Extracted material →
───

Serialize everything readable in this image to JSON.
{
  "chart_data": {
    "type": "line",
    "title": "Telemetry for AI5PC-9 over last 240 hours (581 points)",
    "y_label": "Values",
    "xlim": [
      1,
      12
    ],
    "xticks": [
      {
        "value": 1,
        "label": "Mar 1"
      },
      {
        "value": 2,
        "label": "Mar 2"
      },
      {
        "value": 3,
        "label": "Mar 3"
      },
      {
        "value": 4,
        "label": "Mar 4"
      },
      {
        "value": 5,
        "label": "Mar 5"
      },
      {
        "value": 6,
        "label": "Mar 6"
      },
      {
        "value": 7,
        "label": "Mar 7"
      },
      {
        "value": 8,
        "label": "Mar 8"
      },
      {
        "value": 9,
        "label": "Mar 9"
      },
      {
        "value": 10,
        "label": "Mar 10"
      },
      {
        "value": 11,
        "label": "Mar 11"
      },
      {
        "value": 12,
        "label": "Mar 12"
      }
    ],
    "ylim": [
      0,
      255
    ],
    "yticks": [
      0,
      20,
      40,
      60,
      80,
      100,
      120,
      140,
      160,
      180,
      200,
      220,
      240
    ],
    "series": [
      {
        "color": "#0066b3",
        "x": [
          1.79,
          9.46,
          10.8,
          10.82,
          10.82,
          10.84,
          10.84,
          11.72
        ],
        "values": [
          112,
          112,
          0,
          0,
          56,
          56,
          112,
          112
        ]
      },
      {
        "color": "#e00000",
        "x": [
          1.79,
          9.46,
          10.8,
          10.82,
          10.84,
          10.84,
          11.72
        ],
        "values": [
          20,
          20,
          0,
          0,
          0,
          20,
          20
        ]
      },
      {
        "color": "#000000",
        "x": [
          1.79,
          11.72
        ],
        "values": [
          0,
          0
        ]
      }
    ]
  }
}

───

Do this → Search the data above for the string "color" and copy each line that has it.

Answer in full →
        "color": "#0066b3",
        "color": "#e00000",
        "color": "#000000",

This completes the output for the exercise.